**Problem description**. Check every line below for the word "bytes" and copy the ones that have it.

**Records for this exercise**.
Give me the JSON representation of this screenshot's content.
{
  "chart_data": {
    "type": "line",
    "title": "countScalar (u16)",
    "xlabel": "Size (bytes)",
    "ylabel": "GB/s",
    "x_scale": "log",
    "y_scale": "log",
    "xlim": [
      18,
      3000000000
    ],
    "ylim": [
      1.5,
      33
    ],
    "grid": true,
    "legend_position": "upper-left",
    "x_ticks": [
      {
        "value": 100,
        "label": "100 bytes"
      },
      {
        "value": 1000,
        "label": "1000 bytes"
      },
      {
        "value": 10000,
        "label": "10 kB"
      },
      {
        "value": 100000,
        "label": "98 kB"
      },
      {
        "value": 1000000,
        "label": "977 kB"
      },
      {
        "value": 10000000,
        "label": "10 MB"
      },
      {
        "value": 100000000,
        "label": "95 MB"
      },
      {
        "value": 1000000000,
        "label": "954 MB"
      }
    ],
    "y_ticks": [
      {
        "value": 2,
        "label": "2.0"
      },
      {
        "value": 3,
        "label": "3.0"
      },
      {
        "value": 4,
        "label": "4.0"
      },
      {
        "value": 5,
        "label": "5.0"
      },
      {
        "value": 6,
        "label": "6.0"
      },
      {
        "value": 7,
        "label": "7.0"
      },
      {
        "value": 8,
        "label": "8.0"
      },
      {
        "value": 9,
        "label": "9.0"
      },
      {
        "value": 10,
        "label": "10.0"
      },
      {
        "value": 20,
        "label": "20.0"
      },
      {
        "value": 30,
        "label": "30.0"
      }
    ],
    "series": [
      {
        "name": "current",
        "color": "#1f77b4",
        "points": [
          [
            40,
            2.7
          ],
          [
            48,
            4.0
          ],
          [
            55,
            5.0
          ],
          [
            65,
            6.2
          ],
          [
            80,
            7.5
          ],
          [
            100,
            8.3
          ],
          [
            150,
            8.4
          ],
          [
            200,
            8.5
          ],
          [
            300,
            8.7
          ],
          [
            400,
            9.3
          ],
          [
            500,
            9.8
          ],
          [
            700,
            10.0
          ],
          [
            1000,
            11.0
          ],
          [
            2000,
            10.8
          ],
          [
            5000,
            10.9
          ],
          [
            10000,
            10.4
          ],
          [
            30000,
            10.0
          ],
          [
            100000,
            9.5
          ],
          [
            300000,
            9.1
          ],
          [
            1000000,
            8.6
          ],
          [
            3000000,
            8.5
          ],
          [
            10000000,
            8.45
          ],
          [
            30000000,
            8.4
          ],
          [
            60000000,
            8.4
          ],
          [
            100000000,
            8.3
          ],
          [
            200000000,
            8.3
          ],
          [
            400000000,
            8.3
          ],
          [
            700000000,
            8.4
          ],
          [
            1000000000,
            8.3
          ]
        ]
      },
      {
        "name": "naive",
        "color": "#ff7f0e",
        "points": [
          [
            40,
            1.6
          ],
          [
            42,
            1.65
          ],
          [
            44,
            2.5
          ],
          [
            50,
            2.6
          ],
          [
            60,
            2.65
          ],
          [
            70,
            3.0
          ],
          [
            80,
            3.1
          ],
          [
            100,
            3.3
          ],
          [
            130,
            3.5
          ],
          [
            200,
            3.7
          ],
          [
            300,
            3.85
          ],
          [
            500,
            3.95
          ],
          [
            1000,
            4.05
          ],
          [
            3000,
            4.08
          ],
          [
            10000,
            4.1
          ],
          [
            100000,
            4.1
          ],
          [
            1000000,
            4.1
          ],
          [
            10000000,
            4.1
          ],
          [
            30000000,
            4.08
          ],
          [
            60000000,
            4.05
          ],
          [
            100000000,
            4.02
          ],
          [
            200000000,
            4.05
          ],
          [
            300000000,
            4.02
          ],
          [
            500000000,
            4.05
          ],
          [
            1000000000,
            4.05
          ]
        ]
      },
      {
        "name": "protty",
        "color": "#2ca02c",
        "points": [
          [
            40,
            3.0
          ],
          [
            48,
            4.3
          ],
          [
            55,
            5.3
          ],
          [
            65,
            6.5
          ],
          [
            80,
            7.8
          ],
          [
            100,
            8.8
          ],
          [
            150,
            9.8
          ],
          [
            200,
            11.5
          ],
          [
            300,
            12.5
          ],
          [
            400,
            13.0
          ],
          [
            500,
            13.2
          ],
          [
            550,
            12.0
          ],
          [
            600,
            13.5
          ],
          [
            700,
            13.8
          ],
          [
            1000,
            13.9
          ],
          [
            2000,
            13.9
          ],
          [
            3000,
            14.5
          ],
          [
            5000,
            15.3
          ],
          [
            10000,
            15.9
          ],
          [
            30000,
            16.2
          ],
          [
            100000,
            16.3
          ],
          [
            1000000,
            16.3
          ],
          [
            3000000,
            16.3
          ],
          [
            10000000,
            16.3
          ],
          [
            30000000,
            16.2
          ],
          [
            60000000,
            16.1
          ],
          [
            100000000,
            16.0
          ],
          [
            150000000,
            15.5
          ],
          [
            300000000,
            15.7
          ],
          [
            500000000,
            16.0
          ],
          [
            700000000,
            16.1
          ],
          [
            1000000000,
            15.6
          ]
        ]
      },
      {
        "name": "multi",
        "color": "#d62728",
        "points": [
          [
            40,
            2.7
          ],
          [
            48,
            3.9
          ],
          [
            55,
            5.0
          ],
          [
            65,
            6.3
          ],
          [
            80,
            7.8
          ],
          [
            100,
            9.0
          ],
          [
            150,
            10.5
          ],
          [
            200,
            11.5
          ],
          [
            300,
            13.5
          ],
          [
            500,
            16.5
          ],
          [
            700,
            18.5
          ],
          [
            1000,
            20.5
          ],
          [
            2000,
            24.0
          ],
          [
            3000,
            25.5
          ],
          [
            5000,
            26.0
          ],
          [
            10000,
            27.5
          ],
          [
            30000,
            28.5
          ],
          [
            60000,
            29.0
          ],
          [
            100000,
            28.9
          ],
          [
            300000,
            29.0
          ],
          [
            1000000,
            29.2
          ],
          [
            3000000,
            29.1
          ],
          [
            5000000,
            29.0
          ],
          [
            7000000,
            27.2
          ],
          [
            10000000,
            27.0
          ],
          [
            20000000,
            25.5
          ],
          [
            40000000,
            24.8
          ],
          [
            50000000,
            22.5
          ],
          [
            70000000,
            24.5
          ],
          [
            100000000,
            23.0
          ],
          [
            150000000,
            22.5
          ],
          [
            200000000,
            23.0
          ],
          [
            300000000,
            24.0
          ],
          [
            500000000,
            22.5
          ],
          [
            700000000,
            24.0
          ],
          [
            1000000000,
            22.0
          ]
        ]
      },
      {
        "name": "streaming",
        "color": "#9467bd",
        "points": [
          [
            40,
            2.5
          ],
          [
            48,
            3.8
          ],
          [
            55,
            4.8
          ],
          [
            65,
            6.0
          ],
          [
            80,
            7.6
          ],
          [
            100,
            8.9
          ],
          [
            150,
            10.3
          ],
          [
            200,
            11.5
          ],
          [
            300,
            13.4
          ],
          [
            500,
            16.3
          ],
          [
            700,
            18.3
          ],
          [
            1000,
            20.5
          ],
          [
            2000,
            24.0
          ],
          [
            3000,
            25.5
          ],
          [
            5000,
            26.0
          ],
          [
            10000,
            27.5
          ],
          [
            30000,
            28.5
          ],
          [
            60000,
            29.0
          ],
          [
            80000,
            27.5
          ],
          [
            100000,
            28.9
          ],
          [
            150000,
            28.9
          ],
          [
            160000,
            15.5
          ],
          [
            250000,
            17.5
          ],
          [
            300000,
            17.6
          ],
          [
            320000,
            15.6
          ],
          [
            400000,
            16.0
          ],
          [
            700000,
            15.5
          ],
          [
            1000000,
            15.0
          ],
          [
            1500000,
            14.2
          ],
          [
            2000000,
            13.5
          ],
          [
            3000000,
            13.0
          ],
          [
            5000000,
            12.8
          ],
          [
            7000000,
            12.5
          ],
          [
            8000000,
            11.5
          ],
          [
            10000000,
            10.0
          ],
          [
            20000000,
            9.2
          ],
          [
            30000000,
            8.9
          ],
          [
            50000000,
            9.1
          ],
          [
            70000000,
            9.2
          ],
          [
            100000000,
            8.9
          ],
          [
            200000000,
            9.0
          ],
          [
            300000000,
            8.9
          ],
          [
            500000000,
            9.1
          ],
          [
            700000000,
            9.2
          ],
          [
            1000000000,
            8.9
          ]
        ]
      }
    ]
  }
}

**Result of this exercise**.
    "xlabel": "Size (bytes)",
        "label": "100 bytes"
        "label": "1000 bytes"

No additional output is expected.